■ **Instructions for the task**
Copy each line below without leaving any out.

■ **Given records**
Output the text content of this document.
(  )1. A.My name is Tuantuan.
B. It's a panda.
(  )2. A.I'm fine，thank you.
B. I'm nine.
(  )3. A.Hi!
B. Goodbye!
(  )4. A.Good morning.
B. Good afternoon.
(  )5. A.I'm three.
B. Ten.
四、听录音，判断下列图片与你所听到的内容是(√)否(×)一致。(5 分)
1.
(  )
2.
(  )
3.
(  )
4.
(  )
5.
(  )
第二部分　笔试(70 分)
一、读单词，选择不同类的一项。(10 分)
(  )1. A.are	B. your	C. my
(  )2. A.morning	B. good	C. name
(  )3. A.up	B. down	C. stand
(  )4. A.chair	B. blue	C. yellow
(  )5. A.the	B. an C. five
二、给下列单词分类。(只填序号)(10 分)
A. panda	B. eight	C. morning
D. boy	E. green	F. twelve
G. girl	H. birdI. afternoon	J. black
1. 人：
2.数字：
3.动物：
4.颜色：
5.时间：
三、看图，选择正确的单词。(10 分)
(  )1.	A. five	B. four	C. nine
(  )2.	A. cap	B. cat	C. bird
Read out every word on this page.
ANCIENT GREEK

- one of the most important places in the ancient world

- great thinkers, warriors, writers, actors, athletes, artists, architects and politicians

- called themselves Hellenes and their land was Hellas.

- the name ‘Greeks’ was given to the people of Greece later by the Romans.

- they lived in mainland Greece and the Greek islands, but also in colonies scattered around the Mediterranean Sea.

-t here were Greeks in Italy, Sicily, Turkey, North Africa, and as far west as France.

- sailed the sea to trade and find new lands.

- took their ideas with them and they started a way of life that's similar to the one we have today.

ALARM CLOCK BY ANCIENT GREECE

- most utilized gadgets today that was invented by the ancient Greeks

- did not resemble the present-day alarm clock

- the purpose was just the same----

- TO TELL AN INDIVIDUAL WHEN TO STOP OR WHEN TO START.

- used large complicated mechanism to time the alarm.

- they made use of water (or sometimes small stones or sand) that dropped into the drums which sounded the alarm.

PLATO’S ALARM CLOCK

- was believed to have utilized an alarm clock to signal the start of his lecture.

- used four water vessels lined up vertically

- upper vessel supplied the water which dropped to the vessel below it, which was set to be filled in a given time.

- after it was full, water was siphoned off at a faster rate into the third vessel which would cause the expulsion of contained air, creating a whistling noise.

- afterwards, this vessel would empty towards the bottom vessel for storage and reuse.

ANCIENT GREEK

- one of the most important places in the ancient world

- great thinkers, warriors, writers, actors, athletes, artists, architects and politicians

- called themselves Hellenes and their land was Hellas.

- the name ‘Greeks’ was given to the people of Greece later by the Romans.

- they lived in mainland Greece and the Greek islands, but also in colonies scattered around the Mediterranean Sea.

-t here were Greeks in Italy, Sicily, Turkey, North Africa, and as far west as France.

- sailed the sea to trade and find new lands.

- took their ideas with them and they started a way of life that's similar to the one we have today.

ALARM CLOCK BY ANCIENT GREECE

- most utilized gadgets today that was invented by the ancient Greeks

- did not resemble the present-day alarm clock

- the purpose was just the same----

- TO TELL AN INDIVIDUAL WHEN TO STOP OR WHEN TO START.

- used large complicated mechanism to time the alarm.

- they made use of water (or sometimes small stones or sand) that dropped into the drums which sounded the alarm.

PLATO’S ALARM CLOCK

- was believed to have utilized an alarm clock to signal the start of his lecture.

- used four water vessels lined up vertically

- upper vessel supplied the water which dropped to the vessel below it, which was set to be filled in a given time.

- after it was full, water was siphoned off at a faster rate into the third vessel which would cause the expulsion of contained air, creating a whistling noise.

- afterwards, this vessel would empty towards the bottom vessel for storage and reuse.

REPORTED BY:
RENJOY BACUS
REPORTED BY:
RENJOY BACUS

■ **Completed task**
Output the text content of this document.
(  )1. A.My name is Tuantuan.
B. It's a panda.
(  )2. A.I'm fine，thank you.
B. I'm nine.
(  )3. A.Hi!
B. Goodbye!
(  )4. A.Good morning.
B. Good afternoon.
(  )5. A.I'm three.
B. Ten.
四、听录音，判断下列图片与你所听到的内容是(√)否(×)一致。(5 分)
1.
(  )
2.
(  )
3.
(  )
4.
(  )
5.
(  )
第二部分　笔试(70 分)
一、读单词，选择不同类的一项。(10 分)
(  )1. A.are	B. your	C. my
(  )2. A.morning	B. good	C. name
(  )3. A.up	B. down	C. stand
(  )4. A.chair	B. blue	C. yellow
(  )5. A.the	B. an C. five
二、给下列单词分类。(只填序号)(10 分)
A. panda	B. eight	C. morning
D. boy	E. green	F. twelve
G. girl	H. birdI. afternoon	J. black
1. 人：
2.数字：
3.动物：
4.颜色：
5.时间：
三、看图，选择正确的单词。(10 分)
(  )1.	A. five	B. four	C. nine
(  )2.	A. cap	B. cat	C. bird
Read out every word on this page.
ANCIENT GREEK

- one of the most important places in the ancient world

- great thinkers, warriors, writers, actors, athletes, artists, architects and politicians

- called themselves Hellenes and their land was Hellas.

- the name ‘Greeks’ was given to the people of Greece later by the Romans.

- they lived in mainland Greece and the Greek islands, but also in colonies scattered around the Mediterranean Sea.

-t here were Greeks in Italy, Sicily, Turkey, North Africa, and as far west as France.

- sailed the sea to trade and find new lands.

- took their ideas with them and they started a way of life that's similar to the one we have today.

ALARM CLOCK BY ANCIENT GREECE

- most utilized gadgets today that was invented by the ancient Greeks

- did not resemble the present-day alarm clock

- the purpose was just the same----

- TO TELL AN INDIVIDUAL WHEN TO STOP OR WHEN TO START.

- used large complicated mechanism to time the alarm.

- they made use of water (or sometimes small stones or sand) that dropped into the drums which sounded the alarm.

PLATO’S ALARM CLOCK

- was believed to have utilized an alarm clock to signal the start of his lecture.

- used four water vessels lined up vertically

- upper vessel supplied the water which dropped to the vessel below it, which was set to be filled in a given time.

- after it was full, water was siphoned off at a faster rate into the third vessel which would cause the expulsion of contained air, creating a whistling noise.

- afterwards, this vessel would empty towards the bottom vessel for storage and reuse.

ANCIENT GREEK

- one of the most important places in the ancient world

- great thinkers, warriors, writers, actors, athletes, artists, architects and politicians

- called themselves Hellenes and their land was Hellas.

- the name ‘Greeks’ was given to the people of Greece later by the Romans.

- they lived in mainland Greece and the Greek islands, but also in colonies scattered around the Mediterranean Sea.

-t here were Greeks in Italy, Sicily, Turkey, North Africa, and as far west as France.

- sailed the sea to trade and find new lands.

- took their ideas with them and they started a way of life that's similar to the one we have today.

ALARM CLOCK BY ANCIENT GREECE

- most utilized gadgets today that was invented by the ancient Greeks

- did not resemble the present-day alarm clock

- the purpose was just the same----

- TO TELL AN INDIVIDUAL WHEN TO STOP OR WHEN TO START.

- used large complicated mechanism to time the alarm.

- they made use of water (or sometimes small stones or sand) that dropped into the drums which sounded the alarm.

PLATO’S ALARM CLOCK

- was believed to have utilized an alarm clock to signal the start of his lecture.

- used four water vessels lined up vertically

- upper vessel supplied the water which dropped to the vessel below it, which was set to be filled in a given time.

- after it was full, water was siphoned off at a faster rate into the third vessel which would cause the expulsion of contained air, creating a whistling noise.

- afterwards, this vessel would empty towards the bottom vessel for storage and reuse.

REPORTED BY:
RENJOY BACUS
REPORTED BY:
RENJOY BACUS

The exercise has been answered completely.